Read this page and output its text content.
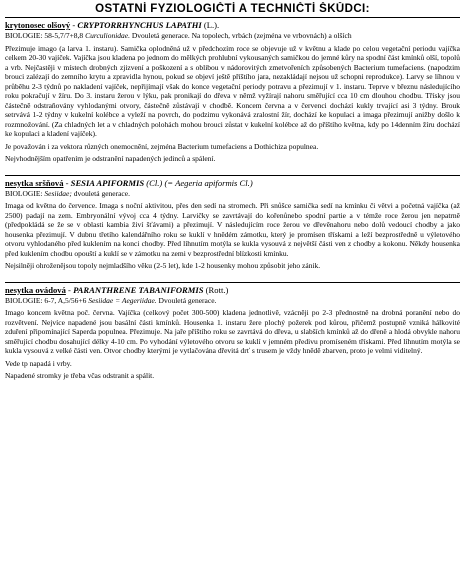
OSTATNÍ FYZIOLOGIČTÍ A TECHNIČTÍ ŠKŮDCI:
krytonosec olšový - CRYPTORRHYNCHUS LAPATHI (L.).

BIOLOGIE: 58-5,7/7+8,8 Curculionidae. Dvouletá generace. Na topolech, vrbách (zejména ve vrbovnách) a olších

Přezimuje imago (a larva 1. instaru). Samička oplodněná už v předchozím roce se objevuje už v květnu a klade po celou vegetační periodu vajíčka celkem 20-30 vajíček. Vajíčka jsou kladena po jednom do mělkých prohlubní vykousaných samičkou do jemné kůry na spodní část kmínků olší, topolů a vrb. Nejčastěji v místech drobných zjizvení a poškození a s oblibou v nádorovitých zmetvořeních způsobených Bacterium tumefaciens. (napodzim brouci zalézají do zemního krytu a zpravidla hynou, pokud se objeví ještě příštího jara, nezakládají nejsou už schopni reprodukce). Larvy se líhnou v průběhu 2-3 týdnů po nakladení vajíček, nepřijímají však do konce vegetační periody potravu a přezimují v 1. instaru. Teprve v březnu následujícího roku pokračují v žíru. Do 3. instaru žerou v lýku, pak pronikají do dřeva v němž vyžírají nahoru směřující cca 10 cm dlouhou chodbu. Třísky jsou částečně odstraňovány vyhlodanými otvory, částečně zůstávají v chodbě. Koncem června a v červenci dochází kukly trvající asi 3 týdny. Brouk setrvává 1-2 týdny v kukelní kolébce a vyleží na povrch, do podzimu vykonává zralostní žír, dochází ke kopulaci a imaga přezimují anižby došlo k rozmnožování. (Za chladných let a v chladných polohách mohou brouci zůstat v kukelní kolébce až do příštího května, kdy po 14denním žíru dochází ke kopulaci a kladení vajíček).

Je považován i za vektora různých onemocnění, zejména Bacterium tumefaciens a Dothichiza populnea.

Nejvhodnějším opatřením je odstranění napadených jedinců a spálení.

nesytka sršňová - SESIA APIFORMIS (Cl.) (= Aegeria apiformis Cl.)

BIOLOGIE: Sesiidae; dvouletá generace.

Imaga od května do července. Imaga s noční aktivitou, přes den sedí na stromech. Při snůšce samička sedí na kmínku či větvi a početná vajíčka (až 2500) padají na zem. Embryonální vývoj cca 4 týdny. Larvičky se zavrtávají do kořenůnebo spodní partie a v témže roce žerou jen nepatrně (předpokládá se že se v oblasti kambia živí šťávami) a přezimují. V následujícím roce žerou ve dřevěnahoru nebo dolů vedoucí chodby a jako housenka přezimují. V dubnu třetího kalendářního roku se kuklí v hnědém zámotku, který je promísen třískami a leží bezprostředně u výletového otvoru vyhlodaného před kuklením na konci chodby. Před líhnutím motýla se kukla vysouvá z největší části ven z chodby a kokonu. Někdy housenka před kuklením chodbu opouští a kuklí se v zámotku na zemi v bezprostřední blízkosti kmínku.

Nejsilněji ohroženějsou topoly nejmladšího věku (2-5 let), kde 1-2 housenky mohou způsobit jeho zánik.

nesytka ovádová - PARANTHRENE TABANIFORMIS (Rott.)

BIOLOGIE: 6-7, A,5/56+6 Sesiidae = Aegeriidae. Dvouletá generace.

Imago koncem května poč. června. Vajíčka (celkový počet 300-500) kladena jednotlivě, vzácněji po 2-3 přednostně na drobná poranění nebo do rozvětvení. Nejvíce napadené jsou basální části kmínků. Housenka 1. instaru žere plochý požerek pod kůrou, přičemž postupně vzniká hálkovité zduření připomínající Saperda populnea. Přezimuje. Na jaře příštího roku se zavrtává do dřeva, u slabších kmínků až do dřeně a hlodá obvykle nahoru směřující chodbu dosahující délky 4-10 cm. Po vyhodání výletového otvoru se kuklí v jemném předivu promíseném třískami. Před líhnutím motýla se kukla vysouvá z velké části ven. Otvor chodby kterými je vytlačována dřevitá drť s trusem je vždy hnědě zbarven, proto je velmi viditelný.

Vede tp napadá i vrby.

Napadené stromky je třeba včas odstranit a spálit.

To do:
Work out the number of lines above that include the string "nesytka" and write only that number.

Exercise answer:
2